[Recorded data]
#####

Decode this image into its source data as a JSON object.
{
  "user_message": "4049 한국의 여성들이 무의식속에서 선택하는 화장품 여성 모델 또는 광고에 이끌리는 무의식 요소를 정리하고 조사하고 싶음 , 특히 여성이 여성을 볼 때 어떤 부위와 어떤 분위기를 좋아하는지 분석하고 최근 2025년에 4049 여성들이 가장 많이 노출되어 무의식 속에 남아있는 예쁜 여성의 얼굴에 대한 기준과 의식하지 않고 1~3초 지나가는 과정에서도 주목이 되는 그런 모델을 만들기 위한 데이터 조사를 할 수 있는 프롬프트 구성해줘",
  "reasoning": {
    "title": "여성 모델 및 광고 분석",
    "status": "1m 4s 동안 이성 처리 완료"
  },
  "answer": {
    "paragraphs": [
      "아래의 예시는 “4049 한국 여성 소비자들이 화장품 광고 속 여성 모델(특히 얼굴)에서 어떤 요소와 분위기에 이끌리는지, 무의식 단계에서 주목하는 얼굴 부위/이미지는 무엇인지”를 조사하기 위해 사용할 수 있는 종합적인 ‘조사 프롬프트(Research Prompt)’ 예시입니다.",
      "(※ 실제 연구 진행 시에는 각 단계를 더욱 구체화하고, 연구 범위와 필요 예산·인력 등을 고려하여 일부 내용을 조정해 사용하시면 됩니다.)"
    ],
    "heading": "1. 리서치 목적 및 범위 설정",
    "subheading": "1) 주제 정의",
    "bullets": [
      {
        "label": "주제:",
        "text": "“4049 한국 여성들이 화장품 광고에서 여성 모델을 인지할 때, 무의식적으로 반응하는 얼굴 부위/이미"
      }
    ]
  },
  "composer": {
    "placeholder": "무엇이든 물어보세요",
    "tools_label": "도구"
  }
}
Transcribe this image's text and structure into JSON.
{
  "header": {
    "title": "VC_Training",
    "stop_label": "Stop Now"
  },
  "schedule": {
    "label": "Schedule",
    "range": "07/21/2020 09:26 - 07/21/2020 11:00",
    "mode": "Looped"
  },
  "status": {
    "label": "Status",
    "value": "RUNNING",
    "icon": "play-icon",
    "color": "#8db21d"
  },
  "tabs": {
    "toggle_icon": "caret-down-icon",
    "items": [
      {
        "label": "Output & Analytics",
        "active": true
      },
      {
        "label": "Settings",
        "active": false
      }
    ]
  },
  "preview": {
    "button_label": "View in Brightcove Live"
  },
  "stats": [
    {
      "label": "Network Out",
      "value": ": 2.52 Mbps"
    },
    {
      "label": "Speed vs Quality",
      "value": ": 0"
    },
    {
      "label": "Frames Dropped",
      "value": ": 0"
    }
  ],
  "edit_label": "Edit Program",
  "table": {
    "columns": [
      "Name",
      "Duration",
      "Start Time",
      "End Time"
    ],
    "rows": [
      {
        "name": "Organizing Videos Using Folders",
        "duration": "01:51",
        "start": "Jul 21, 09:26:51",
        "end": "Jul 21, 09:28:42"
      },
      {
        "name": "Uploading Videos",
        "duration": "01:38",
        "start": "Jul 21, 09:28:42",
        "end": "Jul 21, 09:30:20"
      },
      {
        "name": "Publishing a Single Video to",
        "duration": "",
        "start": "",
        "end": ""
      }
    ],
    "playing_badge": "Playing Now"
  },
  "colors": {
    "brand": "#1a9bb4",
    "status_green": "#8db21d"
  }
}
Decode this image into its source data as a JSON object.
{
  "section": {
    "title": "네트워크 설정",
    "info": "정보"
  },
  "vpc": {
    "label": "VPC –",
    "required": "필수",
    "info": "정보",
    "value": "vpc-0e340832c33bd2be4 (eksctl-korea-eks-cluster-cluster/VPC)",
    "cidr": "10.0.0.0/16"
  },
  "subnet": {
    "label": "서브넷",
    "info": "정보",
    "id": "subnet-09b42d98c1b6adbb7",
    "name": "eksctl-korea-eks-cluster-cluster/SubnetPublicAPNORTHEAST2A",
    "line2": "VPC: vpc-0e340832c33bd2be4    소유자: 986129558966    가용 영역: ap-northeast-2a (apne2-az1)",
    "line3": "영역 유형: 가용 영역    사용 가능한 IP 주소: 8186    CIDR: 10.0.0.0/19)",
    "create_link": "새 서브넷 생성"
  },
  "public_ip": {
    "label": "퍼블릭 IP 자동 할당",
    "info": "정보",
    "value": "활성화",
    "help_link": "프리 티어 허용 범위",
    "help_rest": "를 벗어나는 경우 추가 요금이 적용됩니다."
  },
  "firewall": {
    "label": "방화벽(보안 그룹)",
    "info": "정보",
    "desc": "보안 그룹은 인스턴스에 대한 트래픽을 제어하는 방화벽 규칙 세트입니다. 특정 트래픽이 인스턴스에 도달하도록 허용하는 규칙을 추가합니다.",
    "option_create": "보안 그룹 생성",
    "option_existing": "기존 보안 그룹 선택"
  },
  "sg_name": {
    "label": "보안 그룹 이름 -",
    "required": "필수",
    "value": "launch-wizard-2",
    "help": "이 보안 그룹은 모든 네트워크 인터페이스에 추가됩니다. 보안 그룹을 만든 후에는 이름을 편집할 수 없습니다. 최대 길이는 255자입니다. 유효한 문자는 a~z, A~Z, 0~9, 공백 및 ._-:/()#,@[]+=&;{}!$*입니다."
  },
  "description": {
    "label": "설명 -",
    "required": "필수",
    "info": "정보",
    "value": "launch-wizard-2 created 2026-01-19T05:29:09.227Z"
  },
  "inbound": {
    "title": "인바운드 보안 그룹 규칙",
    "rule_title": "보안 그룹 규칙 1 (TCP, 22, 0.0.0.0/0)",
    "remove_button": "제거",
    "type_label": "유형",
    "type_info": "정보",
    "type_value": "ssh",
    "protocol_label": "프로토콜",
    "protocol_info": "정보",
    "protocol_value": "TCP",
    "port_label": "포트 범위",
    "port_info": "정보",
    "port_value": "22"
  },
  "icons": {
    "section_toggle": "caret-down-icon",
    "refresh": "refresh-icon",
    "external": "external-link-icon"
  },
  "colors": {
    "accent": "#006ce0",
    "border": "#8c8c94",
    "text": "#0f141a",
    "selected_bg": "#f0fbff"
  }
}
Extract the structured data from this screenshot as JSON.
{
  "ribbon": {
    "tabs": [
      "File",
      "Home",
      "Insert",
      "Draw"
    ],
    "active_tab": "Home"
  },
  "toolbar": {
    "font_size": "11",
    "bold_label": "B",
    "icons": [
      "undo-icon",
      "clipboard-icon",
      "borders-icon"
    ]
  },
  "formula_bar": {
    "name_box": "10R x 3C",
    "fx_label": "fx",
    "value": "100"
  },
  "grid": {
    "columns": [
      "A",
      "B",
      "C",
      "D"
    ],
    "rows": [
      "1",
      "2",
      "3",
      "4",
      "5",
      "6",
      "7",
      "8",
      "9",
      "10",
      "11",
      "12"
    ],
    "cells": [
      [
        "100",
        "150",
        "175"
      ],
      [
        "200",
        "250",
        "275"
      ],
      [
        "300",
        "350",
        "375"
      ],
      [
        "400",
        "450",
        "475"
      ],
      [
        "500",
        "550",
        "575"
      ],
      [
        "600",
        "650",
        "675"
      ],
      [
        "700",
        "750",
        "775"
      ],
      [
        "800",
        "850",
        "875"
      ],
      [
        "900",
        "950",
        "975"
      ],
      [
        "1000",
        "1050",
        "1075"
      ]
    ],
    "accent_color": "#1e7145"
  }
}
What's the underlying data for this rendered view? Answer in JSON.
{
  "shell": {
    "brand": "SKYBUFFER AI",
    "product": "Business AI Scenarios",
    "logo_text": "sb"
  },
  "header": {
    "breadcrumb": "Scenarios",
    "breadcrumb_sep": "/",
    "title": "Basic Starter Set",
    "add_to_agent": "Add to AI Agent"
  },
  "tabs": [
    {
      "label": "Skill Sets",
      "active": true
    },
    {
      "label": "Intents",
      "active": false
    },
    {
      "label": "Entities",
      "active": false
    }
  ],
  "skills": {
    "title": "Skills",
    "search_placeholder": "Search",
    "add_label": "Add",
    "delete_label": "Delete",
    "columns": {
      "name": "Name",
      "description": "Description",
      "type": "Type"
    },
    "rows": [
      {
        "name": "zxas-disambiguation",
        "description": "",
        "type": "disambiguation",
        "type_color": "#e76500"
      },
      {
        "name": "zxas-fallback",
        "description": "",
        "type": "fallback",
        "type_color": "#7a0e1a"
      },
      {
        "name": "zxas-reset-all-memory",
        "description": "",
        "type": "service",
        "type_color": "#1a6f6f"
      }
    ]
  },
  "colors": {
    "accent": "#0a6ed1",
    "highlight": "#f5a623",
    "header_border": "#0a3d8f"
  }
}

#####

Set problem: Using the material above, gather every line that includes "this".

Task output:
Decode this image into its source data as a JSON object.
Transcribe this image's text and structure into JSON.
Decode this image into its source data as a JSON object.
Extract the structured data from this screenshot as JSON.
What's the underlying data for this rendered view? Answer in JSON.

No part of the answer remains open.